___ Reading text
Review: The Goddamned #1

Depending on who you talk to (and based on the strength of your own moral barometer), I’m either a well-educated or completely failed Christian. You can chalk both up to my Catholic school upbringing. And while I may not have kept my faith, I still have that which drew me to religion in the first place: a deep love of human mythologies. Whether you believe the tenets of the Abrahamic religions as true, or simply view them as an allegorical guidebook of self-governance, you have to admit that their shared mysticism, their creation and apocalypse stories, and their lore are some of the best ever committed to either oral tradition or paper, and that they still exist as a fertile field for narrative exploration. And yet, even though that material is being mined in The Goddamned, it’s not what brought me to the book. That was thanks to another kind of devotion.

Jason Aaron is becoming one of those creators whose first issues I will check out without a second thought, simply because he has so rarely steered me wrong. His work on Thor(s), Southern Bastards, Scalped, Punisher and most recently the Secret Wars crown jewel, Weirdworld, has confirmed him as a legit heavyweight in my eyes, in both the independent and mainstream industry. Pair him once again with his former Scalped collaborator in artist r.m. Guéra, with a story set in a reimagining of the aforementioned Judeo-Christian creation myth, and I’m 10 different shades of on-board. Naming it The Goddamned is just icing on the cake.
______
___ Supplied entries
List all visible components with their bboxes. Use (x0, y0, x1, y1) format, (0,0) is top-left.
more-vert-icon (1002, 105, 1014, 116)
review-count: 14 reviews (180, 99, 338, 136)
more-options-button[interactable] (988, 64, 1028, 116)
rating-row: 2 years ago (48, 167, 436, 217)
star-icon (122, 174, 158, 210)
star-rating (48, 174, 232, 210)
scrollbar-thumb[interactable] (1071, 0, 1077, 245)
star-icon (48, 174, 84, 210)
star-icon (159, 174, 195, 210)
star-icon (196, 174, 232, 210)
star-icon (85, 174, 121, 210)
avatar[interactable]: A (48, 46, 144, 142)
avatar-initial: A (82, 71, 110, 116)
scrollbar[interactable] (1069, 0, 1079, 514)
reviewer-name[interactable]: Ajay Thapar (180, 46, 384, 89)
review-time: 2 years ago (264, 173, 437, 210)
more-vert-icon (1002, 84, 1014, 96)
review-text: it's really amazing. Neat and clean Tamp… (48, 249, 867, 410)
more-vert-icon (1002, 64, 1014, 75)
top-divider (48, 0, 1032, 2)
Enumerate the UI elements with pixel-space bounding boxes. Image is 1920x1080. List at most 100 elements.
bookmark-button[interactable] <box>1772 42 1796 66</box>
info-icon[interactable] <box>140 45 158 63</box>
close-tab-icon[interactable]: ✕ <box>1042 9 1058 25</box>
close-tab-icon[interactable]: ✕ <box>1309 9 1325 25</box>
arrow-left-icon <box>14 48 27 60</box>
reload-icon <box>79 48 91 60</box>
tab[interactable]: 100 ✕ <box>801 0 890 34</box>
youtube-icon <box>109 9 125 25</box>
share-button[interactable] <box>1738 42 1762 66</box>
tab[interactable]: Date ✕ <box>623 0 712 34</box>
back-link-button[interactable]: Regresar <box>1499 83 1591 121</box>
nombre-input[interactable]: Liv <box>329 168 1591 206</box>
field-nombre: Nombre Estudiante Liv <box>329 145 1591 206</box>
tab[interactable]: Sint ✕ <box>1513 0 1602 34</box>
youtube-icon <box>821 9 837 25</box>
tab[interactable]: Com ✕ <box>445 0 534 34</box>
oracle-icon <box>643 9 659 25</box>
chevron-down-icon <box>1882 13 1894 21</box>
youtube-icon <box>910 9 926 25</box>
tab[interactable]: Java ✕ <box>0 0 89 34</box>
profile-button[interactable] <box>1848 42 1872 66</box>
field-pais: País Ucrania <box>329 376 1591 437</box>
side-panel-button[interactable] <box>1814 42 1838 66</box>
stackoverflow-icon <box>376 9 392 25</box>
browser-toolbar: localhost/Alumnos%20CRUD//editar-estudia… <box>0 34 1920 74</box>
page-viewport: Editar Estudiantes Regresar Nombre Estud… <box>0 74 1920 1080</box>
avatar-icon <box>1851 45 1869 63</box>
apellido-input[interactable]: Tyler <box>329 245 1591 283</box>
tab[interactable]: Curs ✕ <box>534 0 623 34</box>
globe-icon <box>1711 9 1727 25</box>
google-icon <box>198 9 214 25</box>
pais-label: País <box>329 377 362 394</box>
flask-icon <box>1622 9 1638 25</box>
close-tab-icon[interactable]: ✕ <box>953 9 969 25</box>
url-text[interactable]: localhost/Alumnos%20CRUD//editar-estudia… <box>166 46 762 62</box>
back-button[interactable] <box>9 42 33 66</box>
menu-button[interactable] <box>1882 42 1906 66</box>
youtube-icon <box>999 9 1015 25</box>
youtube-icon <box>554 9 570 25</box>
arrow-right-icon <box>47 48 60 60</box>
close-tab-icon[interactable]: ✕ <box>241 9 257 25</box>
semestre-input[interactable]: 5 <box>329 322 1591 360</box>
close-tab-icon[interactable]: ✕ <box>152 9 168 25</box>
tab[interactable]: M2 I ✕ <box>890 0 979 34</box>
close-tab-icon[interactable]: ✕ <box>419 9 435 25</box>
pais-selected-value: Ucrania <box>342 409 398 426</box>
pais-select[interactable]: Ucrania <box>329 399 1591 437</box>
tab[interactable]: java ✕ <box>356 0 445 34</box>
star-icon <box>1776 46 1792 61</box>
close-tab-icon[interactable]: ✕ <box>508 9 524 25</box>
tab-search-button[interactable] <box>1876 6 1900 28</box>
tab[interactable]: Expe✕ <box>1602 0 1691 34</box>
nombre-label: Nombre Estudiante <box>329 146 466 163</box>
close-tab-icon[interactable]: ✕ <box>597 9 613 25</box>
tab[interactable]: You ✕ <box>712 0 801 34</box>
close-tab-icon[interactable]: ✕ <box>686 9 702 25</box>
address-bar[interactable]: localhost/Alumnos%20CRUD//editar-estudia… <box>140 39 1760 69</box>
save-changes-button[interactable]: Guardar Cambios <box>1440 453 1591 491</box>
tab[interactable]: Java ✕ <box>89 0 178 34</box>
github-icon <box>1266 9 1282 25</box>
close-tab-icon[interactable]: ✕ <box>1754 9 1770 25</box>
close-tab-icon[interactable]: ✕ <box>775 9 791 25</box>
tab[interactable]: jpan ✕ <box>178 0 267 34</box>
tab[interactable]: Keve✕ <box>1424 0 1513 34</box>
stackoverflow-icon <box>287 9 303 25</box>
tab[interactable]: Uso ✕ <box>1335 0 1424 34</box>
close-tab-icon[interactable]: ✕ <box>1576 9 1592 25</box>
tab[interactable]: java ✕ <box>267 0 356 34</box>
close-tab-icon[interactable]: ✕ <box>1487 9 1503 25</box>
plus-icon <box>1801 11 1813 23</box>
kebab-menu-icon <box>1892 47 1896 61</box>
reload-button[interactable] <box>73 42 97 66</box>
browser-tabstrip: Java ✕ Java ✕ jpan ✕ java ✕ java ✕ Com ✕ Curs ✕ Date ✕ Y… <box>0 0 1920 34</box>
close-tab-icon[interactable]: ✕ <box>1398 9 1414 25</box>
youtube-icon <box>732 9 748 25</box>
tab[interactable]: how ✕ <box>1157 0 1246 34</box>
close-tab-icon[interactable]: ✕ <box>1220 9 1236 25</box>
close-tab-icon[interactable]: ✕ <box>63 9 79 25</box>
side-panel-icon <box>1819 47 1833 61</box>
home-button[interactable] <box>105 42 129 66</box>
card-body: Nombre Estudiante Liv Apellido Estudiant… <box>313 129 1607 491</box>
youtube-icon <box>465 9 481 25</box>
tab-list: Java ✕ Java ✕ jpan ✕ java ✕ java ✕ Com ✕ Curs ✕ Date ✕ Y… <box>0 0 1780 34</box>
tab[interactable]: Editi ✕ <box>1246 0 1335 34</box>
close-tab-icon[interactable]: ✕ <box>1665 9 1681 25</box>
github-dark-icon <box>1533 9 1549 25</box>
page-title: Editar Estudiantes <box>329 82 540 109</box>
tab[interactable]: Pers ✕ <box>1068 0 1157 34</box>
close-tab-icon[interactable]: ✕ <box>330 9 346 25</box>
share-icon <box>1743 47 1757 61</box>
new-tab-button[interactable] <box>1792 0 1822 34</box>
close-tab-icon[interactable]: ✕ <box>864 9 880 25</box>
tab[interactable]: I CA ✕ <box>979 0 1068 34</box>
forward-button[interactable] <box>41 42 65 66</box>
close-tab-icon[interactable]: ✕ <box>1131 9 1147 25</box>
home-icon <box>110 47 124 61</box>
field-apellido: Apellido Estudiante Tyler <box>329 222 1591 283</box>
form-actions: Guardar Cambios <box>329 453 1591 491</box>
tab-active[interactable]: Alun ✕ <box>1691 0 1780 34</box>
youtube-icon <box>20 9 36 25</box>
______
■ **To do**:
1: Rename "star-icon" to "star-glyph" in the entries from their first line through the line with "more-vert-icon (1002, 84, 1014, 96)", and give those lines again with nothing else changed.
2: Write the next part of the review of The Goddamned #1, continuing from its final sentence.

■ **Answers to the problems**:
1:
List all visible components with their bboxes. Use (x0, y0, x1, y1) format, (0,0) is top-left.
more-vert-icon (1002, 105, 1014, 116)
review-count: 14 reviews (180, 99, 338, 136)
more-options-button[interactable] (988, 64, 1028, 116)
rating-row: 2 years ago (48, 167, 436, 217)
star-glyph (122, 174, 158, 210)
star-rating (48, 174, 232, 210)
scrollbar-thumb[interactable] (1071, 0, 1077, 245)
star-glyph (48, 174, 84, 210)
star-glyph (159, 174, 195, 210)
star-glyph (196, 174, 232, 210)
star-glyph (85, 174, 121, 210)
avatar[interactable]: A (48, 46, 144, 142)
avatar-initial: A (82, 71, 110, 116)
scrollbar[interactable] (1069, 0, 1079, 514)
reviewer-name[interactable]: Ajay Thapar (180, 46, 384, 89)
review-time: 2 years ago (264, 173, 437, 210)
more-vert-icon (1002, 84, 1014, 96)

2:
If it’s one thing this first issue proves so far, it’s that this story is anything but complex, following as it does the biblical Cain: first son of Adam and Eve and, after slaying his brother Abel in a fit of anger, the world’s original murderer. Set 1600 years after his parents’ banishment from the Garden of Eden, the world has become, for all intents and purposes, the Cursed Earth from 2000 A.D. -- barren, hollow and warped; all the hallmarks of postapocalyptica, but without the nuclear fallout. Cursed by Yahweh for his actions to wander the earth forever, Cain has become unkillable (like, literally - his healing factor would make Wolverine blush), which is bad news for the savage tribes who would bring him harm, and for himself, who can never escape a world of literal shit thanks to his unfortunate immortality.

Of course, that doesn’t stop him from trying, by picking fights with all sorts of things, from the prehistoric version of biker gangs to tyrannosaurus rex demons, all in the vain hope that something can kill him, thus giving God the biggest “Fuck You” of all time. Little does he know, however, that, as the title of this first arc (pun!) - “Before the Flood” - subtly implies, he may have some assistance in his pursuit from a most unusual source: Mother Fucking Noah! And you know what? It’s... pretty okay.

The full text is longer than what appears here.